__What you need to do__
The answer should be a single number: how many lines of the entries below hold the word "title".

= = = = = = =

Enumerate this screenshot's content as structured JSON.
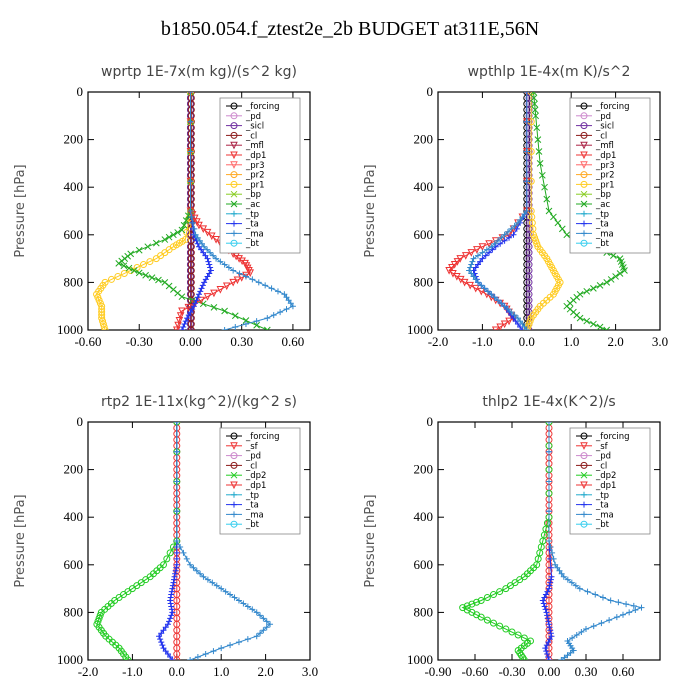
{
  "title": "b1850.054.f_ztest2e_2b  BUDGET at311E,56N",
  "chart_data": [
    {
      "type": "line",
      "title": "wprtp   1E-7x(m kg)/(s^2 kg)",
      "ylabel": "Pressure [hPa]",
      "xlabel": "",
      "xlim": [
        -0.6,
        0.7
      ],
      "ylim": [
        1000,
        0
      ],
      "xticks": [
        -0.6,
        -0.3,
        0.0,
        0.3,
        0.6
      ],
      "xtick_labels": [
        "-0.60",
        "-0.30",
        "0.00",
        "0.30",
        "0.60"
      ],
      "yticks": [
        0,
        200,
        400,
        600,
        800,
        1000
      ],
      "ytick_labels": [
        "0",
        "200",
        "400",
        "600",
        "800",
        "1000"
      ],
      "legend": [
        "_forcing",
        "_pd",
        "_sicl",
        "_cl",
        "_mfl",
        "_dp1",
        "_pr3",
        "_pr2",
        "_pr1",
        "_bp",
        "_ac",
        "_tp",
        "_ta",
        "_ma",
        "_bt"
      ],
      "series": [
        {
          "name": "_forcing",
          "color": "#000000",
          "marker": "o",
          "y": [
            0,
            100,
            200,
            300,
            400,
            500,
            600,
            700,
            800,
            900,
            1000
          ],
          "x": [
            0,
            0,
            0,
            0,
            0,
            0,
            0,
            0,
            0,
            0,
            0
          ]
        },
        {
          "name": "_sicl",
          "color": "#7030a0",
          "marker": "o",
          "y": [
            0,
            100,
            200,
            300,
            400,
            500,
            600,
            700,
            800,
            900,
            1000
          ],
          "x": [
            0,
            0,
            0,
            0,
            0,
            0,
            0,
            0,
            0,
            0,
            0
          ]
        },
        {
          "name": "_cl",
          "color": "#8b1a1a",
          "marker": "o",
          "y": [
            0,
            100,
            200,
            300,
            400,
            500,
            600,
            700,
            800,
            900,
            1000
          ],
          "x": [
            0.005,
            0.005,
            0.005,
            0.005,
            0.005,
            0.005,
            0.005,
            0.005,
            0.005,
            0.005,
            0.005
          ]
        },
        {
          "name": "_pr1",
          "color": "#ffcc22",
          "marker": "o",
          "y": [
            0,
            500,
            620,
            650,
            700,
            750,
            800,
            850,
            900,
            950,
            1000
          ],
          "x": [
            0,
            0,
            -0.03,
            -0.1,
            -0.2,
            -0.35,
            -0.5,
            -0.55,
            -0.52,
            -0.52,
            -0.5
          ]
        },
        {
          "name": "_ac",
          "color": "#22aa22",
          "marker": "x",
          "y": [
            0,
            500,
            580,
            620,
            680,
            720,
            760,
            800,
            860,
            920,
            1000
          ],
          "x": [
            0,
            0,
            -0.05,
            -0.15,
            -0.35,
            -0.42,
            -0.3,
            -0.15,
            -0.05,
            0.2,
            0.45
          ]
        },
        {
          "name": "_dp1",
          "color": "#ee3333",
          "marker": "v",
          "y": [
            0,
            500,
            560,
            620,
            680,
            720,
            760,
            800,
            860,
            920,
            1000
          ],
          "x": [
            0,
            0,
            0.05,
            0.15,
            0.25,
            0.32,
            0.35,
            0.25,
            0.1,
            -0.05,
            -0.08
          ]
        },
        {
          "name": "_ta",
          "color": "#2233ee",
          "marker": "+",
          "y": [
            0,
            500,
            600,
            650,
            700,
            750,
            800,
            850,
            900,
            950,
            1000
          ],
          "x": [
            0,
            0,
            0.02,
            0.05,
            0.1,
            0.12,
            0.08,
            0.05,
            0.02,
            -0.02,
            -0.05
          ]
        },
        {
          "name": "_ma",
          "color": "#3388cc",
          "marker": "+",
          "y": [
            0,
            500,
            600,
            650,
            700,
            750,
            800,
            850,
            900,
            950,
            1000
          ],
          "x": [
            0,
            0,
            0.03,
            0.08,
            0.15,
            0.25,
            0.4,
            0.55,
            0.6,
            0.45,
            0.2
          ]
        }
      ]
    },
    {
      "type": "line",
      "title": "wpthlp   1E-4x(m K)/s^2",
      "ylabel": "Pressure [hPa]",
      "xlabel": "",
      "xlim": [
        -2.0,
        3.0
      ],
      "ylim": [
        1000,
        0
      ],
      "xticks": [
        -2,
        -1,
        0,
        1,
        2,
        3
      ],
      "xtick_labels": [
        "-2.0",
        "-1.0",
        "0.0",
        "1.0",
        "2.0",
        "3.0"
      ],
      "yticks": [
        0,
        200,
        400,
        600,
        800,
        1000
      ],
      "ytick_labels": [
        "0",
        "200",
        "400",
        "600",
        "800",
        "1000"
      ],
      "legend": [
        "_forcing",
        "_pd",
        "_sicl",
        "_cl",
        "_mfl",
        "_dp1",
        "_pr3",
        "_pr2",
        "_pr1",
        "_bp",
        "_ac",
        "_tp",
        "_ta",
        "_ma",
        "_bt"
      ],
      "series": [
        {
          "name": "_forcing",
          "color": "#000000",
          "marker": "o",
          "y": [
            0,
            100,
            200,
            300,
            400,
            500,
            600,
            700,
            800,
            900,
            1000
          ],
          "x": [
            0,
            0,
            0,
            0,
            0,
            0,
            0,
            0,
            0,
            0,
            0
          ]
        },
        {
          "name": "_sicl",
          "color": "#7030a0",
          "marker": "o",
          "y": [
            0,
            100,
            200,
            300,
            400,
            500,
            600,
            700,
            800,
            900,
            1000
          ],
          "x": [
            0.05,
            0.05,
            0.05,
            0.05,
            0.05,
            0.05,
            0.05,
            0.05,
            0.05,
            0.05,
            0.05
          ]
        },
        {
          "name": "_pr1",
          "color": "#ffcc22",
          "marker": "o",
          "y": [
            0,
            500,
            600,
            650,
            700,
            750,
            800,
            850,
            900,
            950,
            1000
          ],
          "x": [
            0.1,
            0.1,
            0.15,
            0.25,
            0.45,
            0.6,
            0.75,
            0.6,
            0.3,
            0.1,
            0
          ]
        },
        {
          "name": "_ac",
          "color": "#22aa22",
          "marker": "x",
          "y": [
            0,
            100,
            300,
            500,
            600,
            650,
            700,
            750,
            800,
            850,
            900,
            950,
            1000
          ],
          "x": [
            0.15,
            0.2,
            0.3,
            0.5,
            0.9,
            1.5,
            2.1,
            2.2,
            1.8,
            1.2,
            0.9,
            1.2,
            1.8
          ]
        },
        {
          "name": "_dp1",
          "color": "#ee3333",
          "marker": "v",
          "y": [
            0,
            500,
            600,
            650,
            700,
            750,
            800,
            850,
            900,
            950,
            1000
          ],
          "x": [
            0,
            0,
            -0.4,
            -1.0,
            -1.5,
            -1.75,
            -1.4,
            -0.9,
            -0.5,
            -0.3,
            -0.7
          ]
        },
        {
          "name": "_ta",
          "color": "#2233ee",
          "marker": "+",
          "y": [
            0,
            500,
            600,
            650,
            700,
            750,
            800,
            850,
            900,
            950,
            1000
          ],
          "x": [
            0,
            0,
            -0.3,
            -0.7,
            -1.0,
            -1.2,
            -1.1,
            -0.8,
            -0.5,
            -0.3,
            -0.1
          ]
        },
        {
          "name": "_ma",
          "color": "#3388cc",
          "marker": "+",
          "y": [
            0,
            500,
            550,
            600,
            650,
            700,
            750,
            800,
            850,
            900,
            950,
            1000
          ],
          "x": [
            0,
            0,
            -0.2,
            -0.5,
            -0.8,
            -1.2,
            -1.3,
            -1.1,
            -0.8,
            -0.5,
            -0.2,
            0
          ]
        }
      ]
    },
    {
      "type": "line",
      "title": "rtp2   1E-11x(kg^2)/(kg^2 s)",
      "ylabel": "Pressure [hPa]",
      "xlabel": "",
      "xlim": [
        -2.0,
        3.0
      ],
      "ylim": [
        1000,
        0
      ],
      "xticks": [
        -2,
        -1,
        0,
        1,
        2,
        3
      ],
      "xtick_labels": [
        "-2.0",
        "-1.0",
        "0.0",
        "1.0",
        "2.0",
        "3.0"
      ],
      "yticks": [
        0,
        200,
        400,
        600,
        800,
        1000
      ],
      "ytick_labels": [
        "0",
        "200",
        "400",
        "600",
        "800",
        "1000"
      ],
      "legend": [
        "_forcing",
        "_sf",
        "_pd",
        "_cl",
        "_dp2",
        "_dp1",
        "_tp",
        "_ta",
        "_ma",
        "_bt"
      ],
      "series": [
        {
          "name": "_forcing",
          "color": "#ee3333",
          "marker": "o",
          "y": [
            0,
            100,
            200,
            300,
            400,
            500,
            600,
            700,
            800,
            900,
            1000
          ],
          "x": [
            0,
            0,
            0,
            0,
            0,
            0,
            0,
            0,
            0,
            0,
            0
          ]
        },
        {
          "name": "_dp2",
          "color": "#22cc22",
          "marker": "o",
          "y": [
            0,
            500,
            600,
            650,
            700,
            750,
            800,
            850,
            900,
            950,
            1000
          ],
          "x": [
            0,
            0,
            -0.3,
            -0.6,
            -1.0,
            -1.4,
            -1.7,
            -1.8,
            -1.6,
            -1.3,
            -1.1
          ]
        },
        {
          "name": "_ta",
          "color": "#2233ee",
          "marker": "+",
          "y": [
            0,
            500,
            600,
            650,
            700,
            750,
            800,
            850,
            900,
            950,
            1000
          ],
          "x": [
            0,
            0,
            0,
            -0.05,
            -0.1,
            -0.15,
            -0.1,
            -0.2,
            -0.4,
            -0.3,
            -0.1
          ]
        },
        {
          "name": "_ma",
          "color": "#3388cc",
          "marker": "+",
          "y": [
            0,
            500,
            600,
            650,
            700,
            750,
            800,
            850,
            900,
            950,
            1000
          ],
          "x": [
            0,
            0,
            0.3,
            0.6,
            1.0,
            1.4,
            1.8,
            2.1,
            1.8,
            1.0,
            0.3
          ]
        }
      ]
    },
    {
      "type": "line",
      "title": "thlp2   1E-4x(K^2)/s",
      "ylabel": "Pressure [hPa]",
      "xlabel": "",
      "xlim": [
        -0.9,
        0.9
      ],
      "ylim": [
        1000,
        0
      ],
      "xticks": [
        -0.9,
        -0.6,
        -0.3,
        0.0,
        0.3,
        0.6
      ],
      "xtick_labels": [
        "-0.90",
        "-0.60",
        "-0.30",
        "0.00",
        "0.30",
        "0.60"
      ],
      "yticks": [
        0,
        200,
        400,
        600,
        800,
        1000
      ],
      "ytick_labels": [
        "0",
        "200",
        "400",
        "600",
        "800",
        "1000"
      ],
      "legend": [
        "_forcing",
        "_sf",
        "_pd",
        "_cl",
        "_dp2",
        "_dp1",
        "_tp",
        "_ta",
        "_ma",
        "_bt"
      ],
      "series": [
        {
          "name": "_forcing",
          "color": "#ee3333",
          "marker": "o",
          "y": [
            0,
            100,
            200,
            300,
            400,
            500,
            600,
            700,
            800,
            900,
            1000
          ],
          "x": [
            0,
            0,
            0,
            0,
            0,
            0,
            0,
            0,
            0,
            0,
            0
          ]
        },
        {
          "name": "_dp2",
          "color": "#22cc22",
          "marker": "o",
          "y": [
            0,
            400,
            500,
            600,
            650,
            700,
            750,
            780,
            820,
            870,
            920,
            960,
            1000
          ],
          "x": [
            0,
            0,
            -0.05,
            -0.1,
            -0.2,
            -0.35,
            -0.55,
            -0.7,
            -0.55,
            -0.35,
            -0.15,
            -0.25,
            -0.2
          ]
        },
        {
          "name": "_ta",
          "color": "#2233ee",
          "marker": "+",
          "y": [
            0,
            500,
            650,
            700,
            750,
            800,
            850,
            900,
            950,
            1000
          ],
          "x": [
            0,
            0,
            0.02,
            0,
            -0.05,
            -0.02,
            0,
            0.02,
            -0.03,
            0
          ]
        },
        {
          "name": "_ma",
          "color": "#3388cc",
          "marker": "+",
          "y": [
            0,
            500,
            600,
            650,
            700,
            750,
            780,
            820,
            870,
            920,
            960,
            1000
          ],
          "x": [
            0,
            0,
            0.05,
            0.12,
            0.25,
            0.5,
            0.75,
            0.55,
            0.3,
            0.15,
            0.2,
            0.1
          ]
        }
      ]
    }
  ]
}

= = = = = = =

__Written response__
5